#### [TEXTO DEL EJERCICIO]
Michel Foucault, filósofo francés, murió de sida en el año 1984, para ese momento era el pensador más influyente y leído del mundo occidental. Su idea de que el poder es una red compleja y multidireccional define el escenario internacional del nuevo siglo. Es probable que, por ello, aún bajo los efectos de su filosofía, el profesor Darío Sztajnszrajber diga que Foucault “está de moda”: este pensador aún habla de cosas que nos pasan, y las categorías que establece nos ayudan a pensarnos, en tanto que cuestionan la realidad que vivimos hoy.
Entre los años 60 y 70 los límites del poder y las libertades individuales estuvieron en el centro de las discusiones de movimientos de artistas, intelectuales y estudiantiles, esto generó un clima de cambio cultural. Es entonces cuando Foucault revoluciona los estudios sociales, incomodando con sus ideas e imposibilitando que el mundo se mire de la misma manera.
Lo cuestiona todo.
Darío Sztajnszrajber, conocido filósofo, maestro en cierto sentido, divulgador, generador de inquietud por la filosofía y el saber, se sienta en una silla tras una mesa ubicada en el centro del escenario de la Sala Zitarrosa de Montevideo. Frente a él, nosotros, el público, dispuesto a entender algo sobre Foucault a través de una persona que lo interpreta. Y ese saber que emite, resultado de la interpretación, es el motivo por el que él está allí, de ese lado, y nosotros aquí, de este otro lado más pasivo. Se produce, así, una relación de poder legitimada gracias a dispositivos hermenéuticos.
La propia exposición es un dispositivo hermenéutico
Según Sztajnszrajber, la filosofía es la invención de estructuras conceptuales: invención de metáforas, formas de interpretar la realidad o, dicho de otro modo, dispositivos hermenéuticos.

#### [DATOS REGISTRADOS]
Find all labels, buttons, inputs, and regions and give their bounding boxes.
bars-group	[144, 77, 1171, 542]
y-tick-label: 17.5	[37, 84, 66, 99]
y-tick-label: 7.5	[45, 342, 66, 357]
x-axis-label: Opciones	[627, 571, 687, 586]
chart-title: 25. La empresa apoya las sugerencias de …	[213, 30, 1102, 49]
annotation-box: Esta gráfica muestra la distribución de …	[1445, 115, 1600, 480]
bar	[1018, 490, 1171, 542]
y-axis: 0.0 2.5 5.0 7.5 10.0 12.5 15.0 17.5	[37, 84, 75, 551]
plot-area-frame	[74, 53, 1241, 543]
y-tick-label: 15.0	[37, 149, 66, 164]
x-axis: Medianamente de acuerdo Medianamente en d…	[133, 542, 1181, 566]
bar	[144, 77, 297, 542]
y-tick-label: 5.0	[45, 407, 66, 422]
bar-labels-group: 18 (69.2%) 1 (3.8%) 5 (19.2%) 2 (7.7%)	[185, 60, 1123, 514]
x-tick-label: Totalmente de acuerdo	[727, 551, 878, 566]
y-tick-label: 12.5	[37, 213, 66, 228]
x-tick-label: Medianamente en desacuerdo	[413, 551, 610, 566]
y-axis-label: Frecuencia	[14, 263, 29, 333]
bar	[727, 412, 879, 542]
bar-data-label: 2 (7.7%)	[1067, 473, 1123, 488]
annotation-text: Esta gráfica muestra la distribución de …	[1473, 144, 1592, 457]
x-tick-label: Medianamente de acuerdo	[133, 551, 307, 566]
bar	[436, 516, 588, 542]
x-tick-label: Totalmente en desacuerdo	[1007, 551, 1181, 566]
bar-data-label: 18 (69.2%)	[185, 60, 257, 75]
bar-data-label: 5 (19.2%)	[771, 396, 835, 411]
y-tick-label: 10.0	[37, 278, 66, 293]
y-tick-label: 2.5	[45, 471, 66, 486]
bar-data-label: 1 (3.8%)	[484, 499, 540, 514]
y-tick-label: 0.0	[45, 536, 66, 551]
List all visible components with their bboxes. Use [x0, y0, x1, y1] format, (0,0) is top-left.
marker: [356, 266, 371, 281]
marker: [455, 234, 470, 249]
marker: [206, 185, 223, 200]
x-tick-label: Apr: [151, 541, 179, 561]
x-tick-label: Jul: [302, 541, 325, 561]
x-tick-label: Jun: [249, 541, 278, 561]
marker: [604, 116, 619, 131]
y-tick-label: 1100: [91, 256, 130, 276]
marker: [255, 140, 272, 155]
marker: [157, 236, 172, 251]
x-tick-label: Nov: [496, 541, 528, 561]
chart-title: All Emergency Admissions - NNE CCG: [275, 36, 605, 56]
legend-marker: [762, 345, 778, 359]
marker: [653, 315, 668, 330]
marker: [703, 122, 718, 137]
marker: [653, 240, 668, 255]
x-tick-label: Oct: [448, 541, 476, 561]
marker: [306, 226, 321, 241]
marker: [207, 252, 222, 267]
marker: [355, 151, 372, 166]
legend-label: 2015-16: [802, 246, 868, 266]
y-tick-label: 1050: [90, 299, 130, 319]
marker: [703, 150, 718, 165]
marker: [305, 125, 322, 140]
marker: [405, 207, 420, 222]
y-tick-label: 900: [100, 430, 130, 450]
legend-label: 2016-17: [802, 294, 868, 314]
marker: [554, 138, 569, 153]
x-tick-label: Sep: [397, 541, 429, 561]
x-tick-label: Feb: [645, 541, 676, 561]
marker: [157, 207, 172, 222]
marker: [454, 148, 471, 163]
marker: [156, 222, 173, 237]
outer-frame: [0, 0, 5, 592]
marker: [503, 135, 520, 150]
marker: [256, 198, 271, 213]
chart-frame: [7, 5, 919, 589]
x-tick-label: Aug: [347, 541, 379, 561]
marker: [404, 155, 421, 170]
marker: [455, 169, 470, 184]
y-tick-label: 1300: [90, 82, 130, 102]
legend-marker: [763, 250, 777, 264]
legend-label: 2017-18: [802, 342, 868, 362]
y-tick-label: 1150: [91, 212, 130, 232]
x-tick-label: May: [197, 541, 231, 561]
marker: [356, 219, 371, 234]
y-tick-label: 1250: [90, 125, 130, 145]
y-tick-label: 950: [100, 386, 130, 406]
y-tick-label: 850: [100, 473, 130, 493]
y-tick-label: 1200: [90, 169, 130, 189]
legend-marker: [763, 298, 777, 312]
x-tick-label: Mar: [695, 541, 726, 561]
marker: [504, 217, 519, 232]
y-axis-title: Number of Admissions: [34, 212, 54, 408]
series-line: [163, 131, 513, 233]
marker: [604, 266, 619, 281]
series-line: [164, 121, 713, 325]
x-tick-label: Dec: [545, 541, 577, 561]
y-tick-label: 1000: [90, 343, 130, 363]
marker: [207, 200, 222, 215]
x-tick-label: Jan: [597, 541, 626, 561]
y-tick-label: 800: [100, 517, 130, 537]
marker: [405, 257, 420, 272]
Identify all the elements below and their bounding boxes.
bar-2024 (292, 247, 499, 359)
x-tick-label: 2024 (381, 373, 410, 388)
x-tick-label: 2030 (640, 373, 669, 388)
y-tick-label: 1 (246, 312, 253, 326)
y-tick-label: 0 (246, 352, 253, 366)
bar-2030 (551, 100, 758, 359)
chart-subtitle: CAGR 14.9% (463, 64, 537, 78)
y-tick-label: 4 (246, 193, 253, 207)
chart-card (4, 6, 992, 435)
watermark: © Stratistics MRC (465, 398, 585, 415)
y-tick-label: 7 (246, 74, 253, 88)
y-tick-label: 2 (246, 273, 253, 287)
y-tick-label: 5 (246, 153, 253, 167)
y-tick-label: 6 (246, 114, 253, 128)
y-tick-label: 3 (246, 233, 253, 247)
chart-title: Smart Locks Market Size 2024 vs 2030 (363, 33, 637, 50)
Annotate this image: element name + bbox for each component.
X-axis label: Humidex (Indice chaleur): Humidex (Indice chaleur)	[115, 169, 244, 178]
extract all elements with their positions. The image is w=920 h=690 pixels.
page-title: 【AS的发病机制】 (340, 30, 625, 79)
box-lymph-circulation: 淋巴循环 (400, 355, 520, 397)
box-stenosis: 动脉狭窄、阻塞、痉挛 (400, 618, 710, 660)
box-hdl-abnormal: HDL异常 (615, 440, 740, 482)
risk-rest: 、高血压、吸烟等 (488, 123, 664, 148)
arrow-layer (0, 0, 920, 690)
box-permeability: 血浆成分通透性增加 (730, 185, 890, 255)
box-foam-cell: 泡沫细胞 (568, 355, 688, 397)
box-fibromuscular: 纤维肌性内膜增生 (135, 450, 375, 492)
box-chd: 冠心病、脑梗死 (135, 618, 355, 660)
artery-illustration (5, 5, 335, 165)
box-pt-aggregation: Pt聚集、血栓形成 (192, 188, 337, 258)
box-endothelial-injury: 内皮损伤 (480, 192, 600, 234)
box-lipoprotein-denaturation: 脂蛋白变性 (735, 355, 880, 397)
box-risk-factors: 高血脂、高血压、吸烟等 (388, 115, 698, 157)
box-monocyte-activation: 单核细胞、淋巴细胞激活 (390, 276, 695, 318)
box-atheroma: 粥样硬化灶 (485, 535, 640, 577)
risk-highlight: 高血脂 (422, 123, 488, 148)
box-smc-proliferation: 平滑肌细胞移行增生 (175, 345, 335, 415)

#### [PREGUNTAS]
• A. Según el texto sobre Foucault, ¿en qué año murió el filósofo?
• B. Reescribe el fragmento del texto sobre Foucault que empieza en "Darío Sztajnszrajber, conocido" y termina en "a dispositivos hermenéuticos.", cambiando "silla" por "butaca".

#### [SOLUCIONES]
• A. En 1984.

• B.
Darío Sztajnszrajber, conocido filósofo, maestro en cierto sentido, divulgador, generador de inquietud por la filosofía y el saber, se sienta en una butaca tras una mesa ubicada en el centro del escenario de la Sala Zitarrosa de Montevideo. Frente a él, nosotros, el público, dispuesto a entender algo sobre Foucault a través de una persona que lo interpreta. Y ese saber que emite, resultado de la interpretación, es el motivo por el que él está allí, de ese lado, y nosotros aquí, de este otro lado más pasivo. Se produce, así, una relación de poder legitimada gracias a dispositivos hermenéuticos.